How many of the lines below hold the word "name"? Answer only with the number.

+-------+

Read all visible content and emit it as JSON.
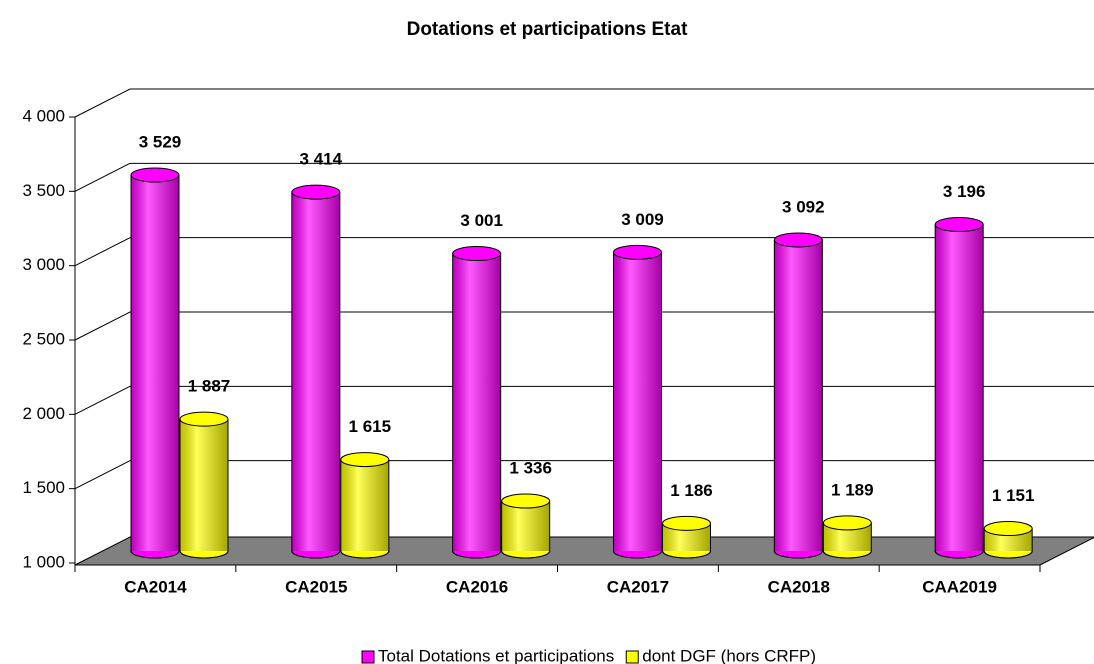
{
  "chart_data": {
    "type": "bar3d",
    "title": "Dotations et participations Etat",
    "categories": [
      "CA2014",
      "CA2015",
      "CA2016",
      "CA2017",
      "CA2018",
      "CAA2019"
    ],
    "series": [
      {
        "name": "Total Dotations et participations",
        "color": "#ff00ff",
        "values": [
          3529,
          3414,
          3001,
          3009,
          3092,
          3196
        ],
        "value_labels": [
          "3 529",
          "3 414",
          "3 001",
          "3 009",
          "3 092",
          "3 196"
        ]
      },
      {
        "name": "dont DGF (hors CRFP)",
        "color": "#ffff00",
        "values": [
          1887,
          1615,
          1336,
          1186,
          1189,
          1151
        ],
        "value_labels": [
          "1 887",
          "1 615",
          "1 336",
          "1 186",
          "1 189",
          "1 151"
        ]
      }
    ],
    "ylim": [
      1000,
      4000
    ],
    "yticks": [
      {
        "value": 1000,
        "label": "1 000"
      },
      {
        "value": 1500,
        "label": "1 500"
      },
      {
        "value": 2000,
        "label": "2 000"
      },
      {
        "value": 2500,
        "label": "2 500"
      },
      {
        "value": 3000,
        "label": "3 000"
      },
      {
        "value": 3500,
        "label": "3 500"
      },
      {
        "value": 4000,
        "label": "4 000"
      }
    ],
    "grid": true,
    "legend": "bottom"
  }
}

+-------+

▶ **OUTPUT FOR THIS TASK**: 2